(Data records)

++++++

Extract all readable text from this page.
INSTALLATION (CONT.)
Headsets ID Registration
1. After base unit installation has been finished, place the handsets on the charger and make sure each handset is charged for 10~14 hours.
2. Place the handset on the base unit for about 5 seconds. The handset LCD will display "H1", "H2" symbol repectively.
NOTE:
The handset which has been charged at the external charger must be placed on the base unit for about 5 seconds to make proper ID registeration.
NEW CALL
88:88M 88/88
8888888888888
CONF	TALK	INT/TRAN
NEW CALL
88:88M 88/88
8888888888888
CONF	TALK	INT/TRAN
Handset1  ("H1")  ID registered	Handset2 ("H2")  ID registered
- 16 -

++++++

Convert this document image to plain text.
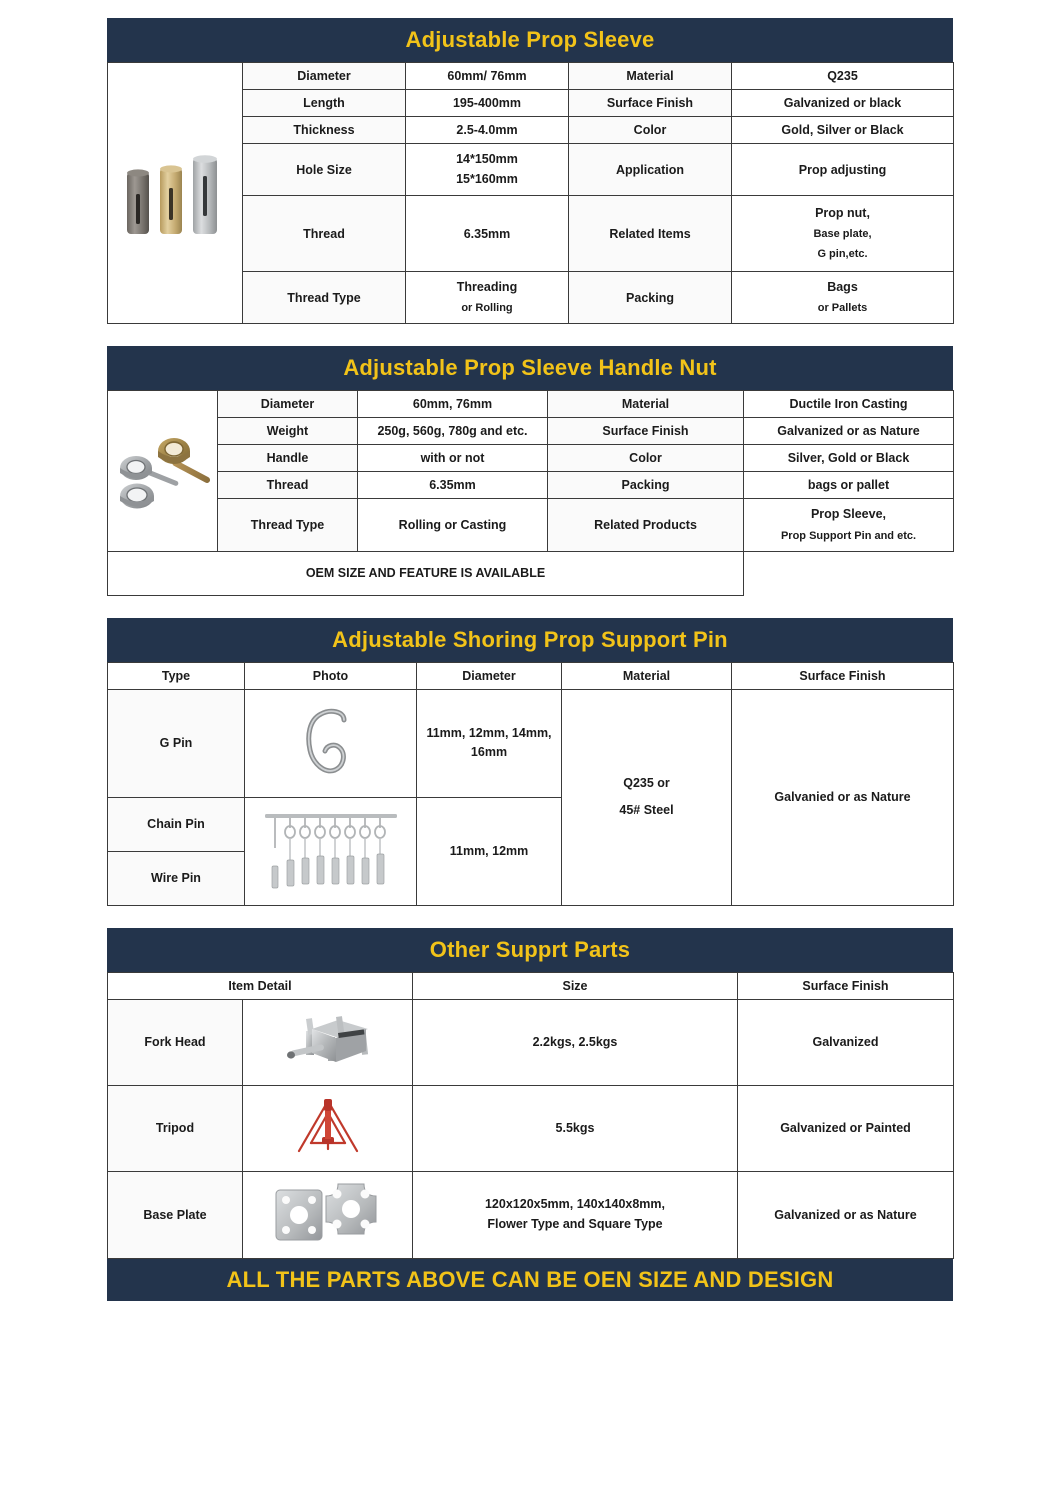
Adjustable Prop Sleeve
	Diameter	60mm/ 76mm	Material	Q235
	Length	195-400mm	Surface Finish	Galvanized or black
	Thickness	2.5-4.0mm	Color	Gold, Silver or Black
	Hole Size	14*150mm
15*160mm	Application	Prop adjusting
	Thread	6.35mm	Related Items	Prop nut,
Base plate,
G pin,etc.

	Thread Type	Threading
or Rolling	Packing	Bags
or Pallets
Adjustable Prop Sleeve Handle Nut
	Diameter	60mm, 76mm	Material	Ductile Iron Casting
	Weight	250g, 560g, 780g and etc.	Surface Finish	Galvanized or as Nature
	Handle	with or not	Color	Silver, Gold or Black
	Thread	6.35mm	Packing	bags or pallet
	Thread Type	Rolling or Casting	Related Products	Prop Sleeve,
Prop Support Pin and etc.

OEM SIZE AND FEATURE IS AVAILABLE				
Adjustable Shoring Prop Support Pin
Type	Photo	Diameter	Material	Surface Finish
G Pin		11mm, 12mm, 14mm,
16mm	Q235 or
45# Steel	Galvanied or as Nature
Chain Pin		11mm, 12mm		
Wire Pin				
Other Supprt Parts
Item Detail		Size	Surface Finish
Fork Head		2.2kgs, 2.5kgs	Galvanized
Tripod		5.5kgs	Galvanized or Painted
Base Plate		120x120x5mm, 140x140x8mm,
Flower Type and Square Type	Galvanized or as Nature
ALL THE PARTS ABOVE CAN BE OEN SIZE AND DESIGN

++++++

• [What to work on]: Among the records above, find each line holding the string "about" and pull it out.

• [Task solution]:
2. Place the handset on the base unit for about 5 seconds. The handset LCD will display "H1", "H2" symbol repectively.
The handset which has been charged at the external charger must be placed on the base unit for about 5 seconds to make proper ID registeration.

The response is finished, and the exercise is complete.